Dataset items:
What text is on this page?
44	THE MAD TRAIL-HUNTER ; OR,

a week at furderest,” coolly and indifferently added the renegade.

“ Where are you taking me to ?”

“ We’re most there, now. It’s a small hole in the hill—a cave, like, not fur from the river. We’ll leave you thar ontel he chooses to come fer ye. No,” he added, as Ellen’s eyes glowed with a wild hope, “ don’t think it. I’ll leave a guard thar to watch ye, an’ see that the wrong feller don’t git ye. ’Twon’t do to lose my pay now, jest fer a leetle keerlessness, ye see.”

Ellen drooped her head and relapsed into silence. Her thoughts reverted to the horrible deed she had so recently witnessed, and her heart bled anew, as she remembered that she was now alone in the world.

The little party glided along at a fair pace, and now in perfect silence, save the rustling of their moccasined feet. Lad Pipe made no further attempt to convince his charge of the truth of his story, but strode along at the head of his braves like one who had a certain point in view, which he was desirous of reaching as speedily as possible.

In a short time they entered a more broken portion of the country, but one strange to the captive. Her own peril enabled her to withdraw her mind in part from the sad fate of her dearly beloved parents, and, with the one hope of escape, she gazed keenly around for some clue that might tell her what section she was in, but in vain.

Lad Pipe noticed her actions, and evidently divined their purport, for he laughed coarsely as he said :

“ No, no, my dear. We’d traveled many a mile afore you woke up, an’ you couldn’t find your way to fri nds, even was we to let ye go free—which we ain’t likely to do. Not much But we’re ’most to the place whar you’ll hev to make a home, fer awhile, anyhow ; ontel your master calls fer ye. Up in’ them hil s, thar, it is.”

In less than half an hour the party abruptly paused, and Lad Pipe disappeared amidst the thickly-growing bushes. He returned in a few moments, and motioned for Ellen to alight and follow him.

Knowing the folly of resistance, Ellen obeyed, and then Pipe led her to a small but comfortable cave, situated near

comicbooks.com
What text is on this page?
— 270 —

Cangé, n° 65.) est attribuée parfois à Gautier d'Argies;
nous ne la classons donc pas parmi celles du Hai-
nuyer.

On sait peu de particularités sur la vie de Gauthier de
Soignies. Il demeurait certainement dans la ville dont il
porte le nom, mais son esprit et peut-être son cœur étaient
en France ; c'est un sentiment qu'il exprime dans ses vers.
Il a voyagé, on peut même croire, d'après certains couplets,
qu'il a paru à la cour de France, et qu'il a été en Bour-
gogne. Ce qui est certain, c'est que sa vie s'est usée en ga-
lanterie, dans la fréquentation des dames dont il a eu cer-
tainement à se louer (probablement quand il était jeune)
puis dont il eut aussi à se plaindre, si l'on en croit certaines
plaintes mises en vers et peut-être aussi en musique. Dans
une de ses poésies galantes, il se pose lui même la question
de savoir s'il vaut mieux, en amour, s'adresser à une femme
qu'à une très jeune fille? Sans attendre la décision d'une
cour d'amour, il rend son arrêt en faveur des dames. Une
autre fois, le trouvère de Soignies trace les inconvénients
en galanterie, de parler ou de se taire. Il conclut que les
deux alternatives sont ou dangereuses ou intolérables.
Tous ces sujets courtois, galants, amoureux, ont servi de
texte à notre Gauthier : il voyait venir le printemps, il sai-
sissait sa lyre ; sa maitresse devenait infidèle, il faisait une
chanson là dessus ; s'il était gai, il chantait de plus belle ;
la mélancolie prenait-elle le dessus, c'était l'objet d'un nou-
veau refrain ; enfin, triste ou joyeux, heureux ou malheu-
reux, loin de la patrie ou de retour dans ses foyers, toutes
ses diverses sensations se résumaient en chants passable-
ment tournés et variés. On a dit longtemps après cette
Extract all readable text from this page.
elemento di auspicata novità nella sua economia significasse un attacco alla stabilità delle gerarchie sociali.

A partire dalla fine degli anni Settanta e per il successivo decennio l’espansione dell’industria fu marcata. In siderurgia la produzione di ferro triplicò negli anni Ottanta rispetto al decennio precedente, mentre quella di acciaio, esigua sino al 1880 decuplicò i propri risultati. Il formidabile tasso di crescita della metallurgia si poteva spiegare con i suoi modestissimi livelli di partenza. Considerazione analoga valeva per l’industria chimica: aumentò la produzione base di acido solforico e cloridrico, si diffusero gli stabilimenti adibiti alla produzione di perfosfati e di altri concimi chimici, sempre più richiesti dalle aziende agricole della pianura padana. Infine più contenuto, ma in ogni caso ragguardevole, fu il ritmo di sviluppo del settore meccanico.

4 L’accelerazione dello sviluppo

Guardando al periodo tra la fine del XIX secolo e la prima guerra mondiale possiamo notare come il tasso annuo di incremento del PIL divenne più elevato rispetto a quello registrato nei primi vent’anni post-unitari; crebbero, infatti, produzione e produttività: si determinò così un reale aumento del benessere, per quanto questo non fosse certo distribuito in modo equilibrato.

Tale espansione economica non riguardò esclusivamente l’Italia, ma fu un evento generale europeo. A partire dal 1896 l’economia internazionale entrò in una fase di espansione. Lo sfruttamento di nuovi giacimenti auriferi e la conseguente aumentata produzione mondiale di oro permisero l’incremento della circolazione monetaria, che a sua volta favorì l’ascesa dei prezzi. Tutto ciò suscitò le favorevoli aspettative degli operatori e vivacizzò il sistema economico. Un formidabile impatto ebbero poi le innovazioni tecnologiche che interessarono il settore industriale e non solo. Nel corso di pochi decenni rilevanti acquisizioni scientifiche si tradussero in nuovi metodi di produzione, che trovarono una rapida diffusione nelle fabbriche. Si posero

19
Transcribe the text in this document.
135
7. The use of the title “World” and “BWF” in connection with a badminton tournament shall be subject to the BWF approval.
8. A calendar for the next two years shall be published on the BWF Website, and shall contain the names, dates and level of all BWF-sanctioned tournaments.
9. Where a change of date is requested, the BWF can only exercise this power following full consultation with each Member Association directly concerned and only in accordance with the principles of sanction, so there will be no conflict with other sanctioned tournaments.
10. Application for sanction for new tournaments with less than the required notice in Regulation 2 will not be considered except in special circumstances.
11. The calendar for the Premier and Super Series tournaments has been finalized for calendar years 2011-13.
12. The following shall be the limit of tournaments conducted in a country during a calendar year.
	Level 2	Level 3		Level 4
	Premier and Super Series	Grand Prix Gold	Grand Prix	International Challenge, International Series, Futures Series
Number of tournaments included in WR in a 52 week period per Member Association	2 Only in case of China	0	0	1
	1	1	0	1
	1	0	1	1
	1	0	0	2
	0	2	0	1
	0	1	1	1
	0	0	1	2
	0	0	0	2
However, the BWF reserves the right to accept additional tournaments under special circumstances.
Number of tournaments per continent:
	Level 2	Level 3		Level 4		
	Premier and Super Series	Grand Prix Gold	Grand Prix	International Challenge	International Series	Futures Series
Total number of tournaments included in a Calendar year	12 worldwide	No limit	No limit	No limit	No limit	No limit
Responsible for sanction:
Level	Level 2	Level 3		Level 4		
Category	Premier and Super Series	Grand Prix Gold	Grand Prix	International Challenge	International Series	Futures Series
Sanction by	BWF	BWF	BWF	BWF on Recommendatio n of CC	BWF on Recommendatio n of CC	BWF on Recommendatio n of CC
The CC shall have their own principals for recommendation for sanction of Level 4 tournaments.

### What is asked
Identify each line in the records above that contains the word "country", and copy it out in full.

### Correct result
In a short time they entered a more broken portion of the country, but one strange to the captive. Her own peril enabled her to withdraw her mind in part from the sad fate of her dearly beloved parents, and, with the one hope of escape, she gazed keenly around for some clue that might tell her what section she was in, but in vain.
12. The following shall be the limit of tournaments conducted in a country during a calendar year.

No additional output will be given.